- EXERCISE PROMPT: Look through the data below. Show each line where the string "giao" occurs.

▬▬▬▬▬▬

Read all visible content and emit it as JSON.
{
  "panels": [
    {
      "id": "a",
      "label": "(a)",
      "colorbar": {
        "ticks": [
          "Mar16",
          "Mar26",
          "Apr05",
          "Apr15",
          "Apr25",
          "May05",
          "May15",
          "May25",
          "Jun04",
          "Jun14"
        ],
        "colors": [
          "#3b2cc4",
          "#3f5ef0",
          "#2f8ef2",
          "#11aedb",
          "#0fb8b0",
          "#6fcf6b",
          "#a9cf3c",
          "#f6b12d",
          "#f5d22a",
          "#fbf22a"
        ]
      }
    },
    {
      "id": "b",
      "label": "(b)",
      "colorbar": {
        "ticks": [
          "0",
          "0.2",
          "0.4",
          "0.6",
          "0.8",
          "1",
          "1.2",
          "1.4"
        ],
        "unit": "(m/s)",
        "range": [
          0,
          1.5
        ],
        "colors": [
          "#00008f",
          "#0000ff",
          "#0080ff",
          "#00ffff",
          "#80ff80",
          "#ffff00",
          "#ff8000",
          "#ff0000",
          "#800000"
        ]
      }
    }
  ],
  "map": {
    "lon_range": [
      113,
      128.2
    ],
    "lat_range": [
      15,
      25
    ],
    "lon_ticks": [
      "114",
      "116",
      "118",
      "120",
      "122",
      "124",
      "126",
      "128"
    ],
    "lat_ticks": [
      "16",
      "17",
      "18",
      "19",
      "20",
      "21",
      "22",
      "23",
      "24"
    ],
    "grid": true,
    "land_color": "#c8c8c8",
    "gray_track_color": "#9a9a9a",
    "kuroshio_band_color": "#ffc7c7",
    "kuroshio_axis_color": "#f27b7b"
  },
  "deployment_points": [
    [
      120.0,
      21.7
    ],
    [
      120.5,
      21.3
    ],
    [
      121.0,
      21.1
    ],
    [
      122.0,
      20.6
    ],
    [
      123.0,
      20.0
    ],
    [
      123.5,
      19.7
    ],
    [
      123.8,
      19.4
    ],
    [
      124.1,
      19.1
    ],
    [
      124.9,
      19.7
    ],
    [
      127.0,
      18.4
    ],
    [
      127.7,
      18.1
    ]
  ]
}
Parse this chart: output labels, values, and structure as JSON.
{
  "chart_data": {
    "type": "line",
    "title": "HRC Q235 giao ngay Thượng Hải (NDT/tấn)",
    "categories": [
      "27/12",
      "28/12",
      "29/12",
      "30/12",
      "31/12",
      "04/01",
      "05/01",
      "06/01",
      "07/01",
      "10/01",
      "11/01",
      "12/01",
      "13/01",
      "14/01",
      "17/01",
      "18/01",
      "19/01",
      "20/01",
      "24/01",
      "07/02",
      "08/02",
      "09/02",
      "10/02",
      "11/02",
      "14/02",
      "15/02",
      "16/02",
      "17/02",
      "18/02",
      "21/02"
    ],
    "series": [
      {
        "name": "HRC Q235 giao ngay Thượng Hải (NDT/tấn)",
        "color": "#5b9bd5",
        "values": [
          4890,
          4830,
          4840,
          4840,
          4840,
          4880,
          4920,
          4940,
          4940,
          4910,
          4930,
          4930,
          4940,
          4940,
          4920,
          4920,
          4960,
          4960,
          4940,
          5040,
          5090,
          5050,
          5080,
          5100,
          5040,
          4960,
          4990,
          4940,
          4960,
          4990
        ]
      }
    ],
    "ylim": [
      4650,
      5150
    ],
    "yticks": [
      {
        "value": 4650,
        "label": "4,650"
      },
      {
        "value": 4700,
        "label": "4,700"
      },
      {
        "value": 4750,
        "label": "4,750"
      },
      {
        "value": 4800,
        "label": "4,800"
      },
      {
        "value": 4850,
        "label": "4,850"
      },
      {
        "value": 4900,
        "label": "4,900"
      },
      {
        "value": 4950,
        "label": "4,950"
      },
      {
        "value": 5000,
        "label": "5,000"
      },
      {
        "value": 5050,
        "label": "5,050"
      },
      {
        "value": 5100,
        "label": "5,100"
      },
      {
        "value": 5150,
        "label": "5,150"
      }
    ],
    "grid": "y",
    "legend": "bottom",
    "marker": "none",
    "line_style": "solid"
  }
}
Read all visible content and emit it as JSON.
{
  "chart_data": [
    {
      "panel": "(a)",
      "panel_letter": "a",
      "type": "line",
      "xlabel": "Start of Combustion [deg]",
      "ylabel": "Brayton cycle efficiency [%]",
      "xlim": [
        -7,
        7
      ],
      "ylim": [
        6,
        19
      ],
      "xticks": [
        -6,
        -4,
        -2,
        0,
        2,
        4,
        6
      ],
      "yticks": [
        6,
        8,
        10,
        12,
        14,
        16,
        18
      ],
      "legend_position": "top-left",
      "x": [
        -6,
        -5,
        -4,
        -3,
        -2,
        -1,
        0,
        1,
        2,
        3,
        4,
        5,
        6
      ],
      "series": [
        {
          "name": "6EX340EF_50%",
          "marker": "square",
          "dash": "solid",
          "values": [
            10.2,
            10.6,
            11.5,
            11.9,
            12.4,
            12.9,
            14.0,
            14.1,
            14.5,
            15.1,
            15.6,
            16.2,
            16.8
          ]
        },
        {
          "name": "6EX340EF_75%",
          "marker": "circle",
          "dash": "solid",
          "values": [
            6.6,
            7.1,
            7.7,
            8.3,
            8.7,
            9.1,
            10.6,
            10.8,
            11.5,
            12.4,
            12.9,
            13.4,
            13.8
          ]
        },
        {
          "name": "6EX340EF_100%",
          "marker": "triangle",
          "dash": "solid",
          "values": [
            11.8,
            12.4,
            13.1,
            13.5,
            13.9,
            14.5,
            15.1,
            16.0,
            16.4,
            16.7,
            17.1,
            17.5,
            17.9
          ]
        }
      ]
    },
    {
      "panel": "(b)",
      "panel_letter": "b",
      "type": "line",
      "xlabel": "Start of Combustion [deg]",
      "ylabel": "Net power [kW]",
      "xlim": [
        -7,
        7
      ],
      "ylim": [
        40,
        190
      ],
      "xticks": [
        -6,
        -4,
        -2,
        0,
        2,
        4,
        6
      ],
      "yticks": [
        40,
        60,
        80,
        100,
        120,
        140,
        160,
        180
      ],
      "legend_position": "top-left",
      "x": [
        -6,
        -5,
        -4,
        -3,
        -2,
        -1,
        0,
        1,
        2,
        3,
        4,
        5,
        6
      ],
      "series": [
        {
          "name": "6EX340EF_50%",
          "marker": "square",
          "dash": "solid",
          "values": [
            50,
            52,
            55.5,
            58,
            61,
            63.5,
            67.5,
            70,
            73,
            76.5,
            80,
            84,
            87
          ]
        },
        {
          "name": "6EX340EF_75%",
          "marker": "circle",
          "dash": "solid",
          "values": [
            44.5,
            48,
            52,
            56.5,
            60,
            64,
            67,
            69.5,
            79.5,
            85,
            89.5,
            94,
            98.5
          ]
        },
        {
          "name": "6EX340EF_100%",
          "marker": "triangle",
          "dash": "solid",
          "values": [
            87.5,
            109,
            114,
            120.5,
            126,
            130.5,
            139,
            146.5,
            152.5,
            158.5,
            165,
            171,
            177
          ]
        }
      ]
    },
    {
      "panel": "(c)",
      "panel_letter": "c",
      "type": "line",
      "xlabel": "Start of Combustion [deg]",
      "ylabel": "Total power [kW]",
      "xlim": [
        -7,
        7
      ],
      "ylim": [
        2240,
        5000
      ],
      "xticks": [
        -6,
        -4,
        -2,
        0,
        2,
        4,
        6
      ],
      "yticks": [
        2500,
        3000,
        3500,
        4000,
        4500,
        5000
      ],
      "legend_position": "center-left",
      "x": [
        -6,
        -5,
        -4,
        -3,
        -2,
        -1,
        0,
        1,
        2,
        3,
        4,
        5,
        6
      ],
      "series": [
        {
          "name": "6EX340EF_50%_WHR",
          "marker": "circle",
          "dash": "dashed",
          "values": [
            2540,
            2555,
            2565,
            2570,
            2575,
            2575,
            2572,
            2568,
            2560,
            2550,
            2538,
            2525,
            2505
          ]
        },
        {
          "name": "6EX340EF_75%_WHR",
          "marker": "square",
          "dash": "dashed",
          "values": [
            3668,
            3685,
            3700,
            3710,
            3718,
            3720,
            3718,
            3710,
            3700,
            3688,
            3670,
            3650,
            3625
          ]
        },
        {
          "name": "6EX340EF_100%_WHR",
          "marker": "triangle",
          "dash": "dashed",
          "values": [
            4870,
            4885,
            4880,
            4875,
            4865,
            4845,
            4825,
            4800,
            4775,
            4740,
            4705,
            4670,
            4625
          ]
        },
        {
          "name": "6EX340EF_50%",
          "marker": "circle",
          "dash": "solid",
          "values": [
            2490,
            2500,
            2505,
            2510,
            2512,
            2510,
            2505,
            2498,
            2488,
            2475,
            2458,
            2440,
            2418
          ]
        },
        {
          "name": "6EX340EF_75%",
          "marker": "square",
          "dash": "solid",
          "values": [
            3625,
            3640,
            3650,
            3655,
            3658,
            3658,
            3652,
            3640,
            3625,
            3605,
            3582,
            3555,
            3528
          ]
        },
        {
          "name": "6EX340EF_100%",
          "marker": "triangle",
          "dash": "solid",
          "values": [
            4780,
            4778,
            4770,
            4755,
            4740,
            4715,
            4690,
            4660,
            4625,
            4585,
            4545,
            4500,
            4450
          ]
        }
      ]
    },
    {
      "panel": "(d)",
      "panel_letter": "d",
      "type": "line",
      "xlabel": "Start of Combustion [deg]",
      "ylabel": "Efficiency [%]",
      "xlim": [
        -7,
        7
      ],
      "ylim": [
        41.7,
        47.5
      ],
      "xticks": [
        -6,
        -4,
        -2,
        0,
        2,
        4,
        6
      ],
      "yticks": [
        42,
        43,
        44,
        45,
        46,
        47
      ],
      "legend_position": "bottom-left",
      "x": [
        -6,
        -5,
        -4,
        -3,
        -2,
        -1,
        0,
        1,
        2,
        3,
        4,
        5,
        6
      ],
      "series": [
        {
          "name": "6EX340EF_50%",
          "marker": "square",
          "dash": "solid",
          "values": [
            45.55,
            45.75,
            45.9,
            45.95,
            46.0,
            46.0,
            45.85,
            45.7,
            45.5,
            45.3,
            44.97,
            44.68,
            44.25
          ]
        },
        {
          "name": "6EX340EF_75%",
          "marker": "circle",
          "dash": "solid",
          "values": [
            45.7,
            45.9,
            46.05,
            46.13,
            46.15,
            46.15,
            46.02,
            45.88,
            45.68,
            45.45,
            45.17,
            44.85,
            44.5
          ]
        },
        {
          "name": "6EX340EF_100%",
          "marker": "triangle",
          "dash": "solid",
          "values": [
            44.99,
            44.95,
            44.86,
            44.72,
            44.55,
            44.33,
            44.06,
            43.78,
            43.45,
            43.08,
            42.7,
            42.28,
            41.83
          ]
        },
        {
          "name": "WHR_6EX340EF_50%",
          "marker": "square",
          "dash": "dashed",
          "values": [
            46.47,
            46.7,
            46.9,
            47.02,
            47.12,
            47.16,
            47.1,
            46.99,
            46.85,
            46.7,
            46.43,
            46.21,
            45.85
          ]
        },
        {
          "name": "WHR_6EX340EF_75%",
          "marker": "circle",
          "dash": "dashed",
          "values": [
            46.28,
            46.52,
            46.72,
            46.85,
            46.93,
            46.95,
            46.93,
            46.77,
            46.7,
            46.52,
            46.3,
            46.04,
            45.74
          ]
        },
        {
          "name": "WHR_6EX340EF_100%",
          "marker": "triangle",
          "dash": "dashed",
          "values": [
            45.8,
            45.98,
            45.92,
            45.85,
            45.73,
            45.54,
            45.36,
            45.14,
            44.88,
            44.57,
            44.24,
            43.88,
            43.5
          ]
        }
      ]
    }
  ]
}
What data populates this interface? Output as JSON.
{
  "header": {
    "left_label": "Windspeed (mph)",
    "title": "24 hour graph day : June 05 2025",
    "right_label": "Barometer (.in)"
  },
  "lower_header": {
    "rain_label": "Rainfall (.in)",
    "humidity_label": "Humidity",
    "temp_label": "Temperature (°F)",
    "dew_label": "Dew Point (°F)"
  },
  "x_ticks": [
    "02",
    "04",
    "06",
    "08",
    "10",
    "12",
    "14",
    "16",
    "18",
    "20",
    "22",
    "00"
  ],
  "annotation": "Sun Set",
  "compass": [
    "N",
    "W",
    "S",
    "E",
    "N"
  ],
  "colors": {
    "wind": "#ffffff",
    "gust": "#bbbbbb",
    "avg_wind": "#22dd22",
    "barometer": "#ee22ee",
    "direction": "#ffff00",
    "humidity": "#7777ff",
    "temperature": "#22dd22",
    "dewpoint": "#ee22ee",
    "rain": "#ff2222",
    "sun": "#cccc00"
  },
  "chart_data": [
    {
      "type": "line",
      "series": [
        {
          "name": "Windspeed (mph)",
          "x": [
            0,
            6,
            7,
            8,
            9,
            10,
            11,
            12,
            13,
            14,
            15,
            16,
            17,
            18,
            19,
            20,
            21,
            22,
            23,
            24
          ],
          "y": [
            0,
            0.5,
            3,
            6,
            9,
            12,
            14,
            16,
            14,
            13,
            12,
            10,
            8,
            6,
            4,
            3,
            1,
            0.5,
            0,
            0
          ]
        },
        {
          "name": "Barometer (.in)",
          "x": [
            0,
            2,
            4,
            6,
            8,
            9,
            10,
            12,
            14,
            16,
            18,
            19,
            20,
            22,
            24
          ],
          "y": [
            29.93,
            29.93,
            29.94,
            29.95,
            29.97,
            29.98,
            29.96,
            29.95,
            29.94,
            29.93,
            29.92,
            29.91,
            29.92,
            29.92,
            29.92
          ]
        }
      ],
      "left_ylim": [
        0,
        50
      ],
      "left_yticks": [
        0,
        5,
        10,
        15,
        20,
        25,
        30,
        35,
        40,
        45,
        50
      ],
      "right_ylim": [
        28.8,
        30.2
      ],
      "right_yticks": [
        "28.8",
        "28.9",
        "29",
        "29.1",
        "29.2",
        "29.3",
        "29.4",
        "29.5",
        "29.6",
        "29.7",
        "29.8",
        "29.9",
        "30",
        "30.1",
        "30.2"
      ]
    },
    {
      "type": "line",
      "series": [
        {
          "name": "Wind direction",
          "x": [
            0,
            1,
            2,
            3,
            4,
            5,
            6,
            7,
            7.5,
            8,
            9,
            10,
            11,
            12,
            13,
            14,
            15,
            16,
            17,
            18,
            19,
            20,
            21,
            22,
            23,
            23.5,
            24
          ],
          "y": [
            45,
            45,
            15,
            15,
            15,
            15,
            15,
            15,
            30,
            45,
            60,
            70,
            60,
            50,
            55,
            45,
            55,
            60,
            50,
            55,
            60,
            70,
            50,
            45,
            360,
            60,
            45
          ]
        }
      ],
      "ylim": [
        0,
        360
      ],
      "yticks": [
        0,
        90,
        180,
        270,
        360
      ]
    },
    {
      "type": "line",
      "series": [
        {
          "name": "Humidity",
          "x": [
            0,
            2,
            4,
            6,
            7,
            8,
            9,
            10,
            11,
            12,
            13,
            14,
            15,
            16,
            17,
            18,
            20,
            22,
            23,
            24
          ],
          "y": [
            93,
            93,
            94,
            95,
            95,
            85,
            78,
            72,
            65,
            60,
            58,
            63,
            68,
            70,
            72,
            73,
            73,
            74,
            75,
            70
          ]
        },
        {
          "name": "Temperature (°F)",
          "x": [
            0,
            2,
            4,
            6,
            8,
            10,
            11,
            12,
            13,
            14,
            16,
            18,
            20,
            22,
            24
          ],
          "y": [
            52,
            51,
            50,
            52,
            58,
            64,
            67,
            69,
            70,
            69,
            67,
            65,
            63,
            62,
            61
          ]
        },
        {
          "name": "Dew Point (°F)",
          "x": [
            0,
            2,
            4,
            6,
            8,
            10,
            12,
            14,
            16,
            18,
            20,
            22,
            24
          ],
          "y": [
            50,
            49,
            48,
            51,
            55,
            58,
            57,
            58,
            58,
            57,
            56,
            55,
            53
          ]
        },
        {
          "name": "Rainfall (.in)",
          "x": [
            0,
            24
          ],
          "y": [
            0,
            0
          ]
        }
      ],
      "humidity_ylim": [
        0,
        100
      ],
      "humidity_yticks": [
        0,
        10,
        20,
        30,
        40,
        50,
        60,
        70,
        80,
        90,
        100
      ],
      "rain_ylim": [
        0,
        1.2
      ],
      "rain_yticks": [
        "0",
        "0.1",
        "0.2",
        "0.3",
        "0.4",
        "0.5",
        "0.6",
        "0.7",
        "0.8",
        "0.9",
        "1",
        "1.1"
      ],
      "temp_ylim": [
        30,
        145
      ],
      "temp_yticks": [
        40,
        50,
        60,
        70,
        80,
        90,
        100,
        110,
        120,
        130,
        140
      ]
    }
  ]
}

▬▬▬▬▬▬

- THE ANSWER:
    "title": "HRC Q235 giao ngay Thượng Hải (NDT/tấn)",
        "name": "HRC Q235 giao ngay Thượng Hải (NDT/tấn)",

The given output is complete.